──────── EXERCISE INPUTS ────────

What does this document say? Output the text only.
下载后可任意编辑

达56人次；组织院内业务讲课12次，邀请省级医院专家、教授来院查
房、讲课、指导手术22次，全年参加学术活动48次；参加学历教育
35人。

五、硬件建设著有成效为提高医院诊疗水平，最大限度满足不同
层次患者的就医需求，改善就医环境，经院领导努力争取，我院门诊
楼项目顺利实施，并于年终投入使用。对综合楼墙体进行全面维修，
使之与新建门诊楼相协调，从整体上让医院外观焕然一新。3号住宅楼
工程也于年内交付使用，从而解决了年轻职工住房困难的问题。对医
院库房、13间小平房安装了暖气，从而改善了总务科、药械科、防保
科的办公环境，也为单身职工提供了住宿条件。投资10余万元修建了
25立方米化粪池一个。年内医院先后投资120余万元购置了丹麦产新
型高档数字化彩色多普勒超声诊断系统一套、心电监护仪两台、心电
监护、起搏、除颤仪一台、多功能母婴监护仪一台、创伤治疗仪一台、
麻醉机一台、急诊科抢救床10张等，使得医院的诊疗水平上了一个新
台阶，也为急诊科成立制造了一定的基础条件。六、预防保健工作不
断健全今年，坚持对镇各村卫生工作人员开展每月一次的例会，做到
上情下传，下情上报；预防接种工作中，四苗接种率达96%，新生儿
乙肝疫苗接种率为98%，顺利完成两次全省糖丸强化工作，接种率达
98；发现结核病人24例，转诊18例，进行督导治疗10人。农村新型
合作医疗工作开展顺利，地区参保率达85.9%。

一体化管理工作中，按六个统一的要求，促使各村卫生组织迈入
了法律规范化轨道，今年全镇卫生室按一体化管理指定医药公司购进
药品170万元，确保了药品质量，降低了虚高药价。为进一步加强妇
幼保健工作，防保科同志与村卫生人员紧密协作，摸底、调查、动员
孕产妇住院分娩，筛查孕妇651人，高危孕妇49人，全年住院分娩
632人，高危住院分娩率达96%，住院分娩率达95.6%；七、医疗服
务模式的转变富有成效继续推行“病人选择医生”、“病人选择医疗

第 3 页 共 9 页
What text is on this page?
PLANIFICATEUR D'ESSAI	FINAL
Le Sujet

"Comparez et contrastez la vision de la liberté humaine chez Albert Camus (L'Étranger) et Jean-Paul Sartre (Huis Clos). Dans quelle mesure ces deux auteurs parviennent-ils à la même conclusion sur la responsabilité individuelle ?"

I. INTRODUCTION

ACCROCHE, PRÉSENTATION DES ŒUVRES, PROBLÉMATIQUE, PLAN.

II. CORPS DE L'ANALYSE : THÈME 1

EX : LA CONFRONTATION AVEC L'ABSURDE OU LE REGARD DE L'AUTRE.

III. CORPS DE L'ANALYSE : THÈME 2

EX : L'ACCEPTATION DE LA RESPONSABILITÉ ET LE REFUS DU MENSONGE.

────────

# [AIM]
Transcribe all lines as written.

# [EXPECTED ANSWER]
What does this document say? Output the text only.
下载后可任意编辑

达56人次；组织院内业务讲课12次，邀请省级医院专家、教授来院查
房、讲课、指导手术22次，全年参加学术活动48次；参加学历教育
35人。

五、硬件建设著有成效为提高医院诊疗水平，最大限度满足不同
层次患者的就医需求，改善就医环境，经院领导努力争取，我院门诊
楼项目顺利实施，并于年终投入使用。对综合楼墙体进行全面维修，
使之与新建门诊楼相协调，从整体上让医院外观焕然一新。3号住宅楼
工程也于年内交付使用，从而解决了年轻职工住房困难的问题。对医
院库房、13间小平房安装了暖气，从而改善了总务科、药械科、防保
科的办公环境，也为单身职工提供了住宿条件。投资10余万元修建了
25立方米化粪池一个。年内医院先后投资120余万元购置了丹麦产新
型高档数字化彩色多普勒超声诊断系统一套、心电监护仪两台、心电
监护、起搏、除颤仪一台、多功能母婴监护仪一台、创伤治疗仪一台、
麻醉机一台、急诊科抢救床10张等，使得医院的诊疗水平上了一个新
台阶，也为急诊科成立制造了一定的基础条件。六、预防保健工作不
断健全今年，坚持对镇各村卫生工作人员开展每月一次的例会，做到
上情下传，下情上报；预防接种工作中，四苗接种率达96%，新生儿
乙肝疫苗接种率为98%，顺利完成两次全省糖丸强化工作，接种率达
98；发现结核病人24例，转诊18例，进行督导治疗10人。农村新型
合作医疗工作开展顺利，地区参保率达85.9%。

一体化管理工作中，按六个统一的要求，促使各村卫生组织迈入
了法律规范化轨道，今年全镇卫生室按一体化管理指定医药公司购进
药品170万元，确保了药品质量，降低了虚高药价。为进一步加强妇
幼保健工作，防保科同志与村卫生人员紧密协作，摸底、调查、动员
孕产妇住院分娩，筛查孕妇651人，高危孕妇49人，全年住院分娩
632人，高危住院分娩率达96%，住院分娩率达95.6%；七、医疗服
务模式的转变富有成效继续推行“病人选择医生”、“病人选择医疗

第 3 页 共 9 页
What text is on this page?
PLANIFICATEUR D'ESSAI	FINAL
Le Sujet

"Comparez et contrastez la vision de la liberté humaine chez Albert Camus (L'Étranger) et Jean-Paul Sartre (Huis Clos). Dans quelle mesure ces deux auteurs parviennent-ils à la même conclusion sur la responsabilité individuelle ?"

I. INTRODUCTION

ACCROCHE, PRÉSENTATION DES ŒUVRES, PROBLÉMATIQUE, PLAN.

II. CORPS DE L'ANALYSE : THÈME 1

EX : LA CONFRONTATION AVEC L'ABSURDE OU LE REGARD DE L'AUTRE.

III. CORPS DE L'ANALYSE : THÈME 2

EX : L'ACCEPTATION DE LA RESPONSABILITÉ ET LE REFUS DU MENSONGE.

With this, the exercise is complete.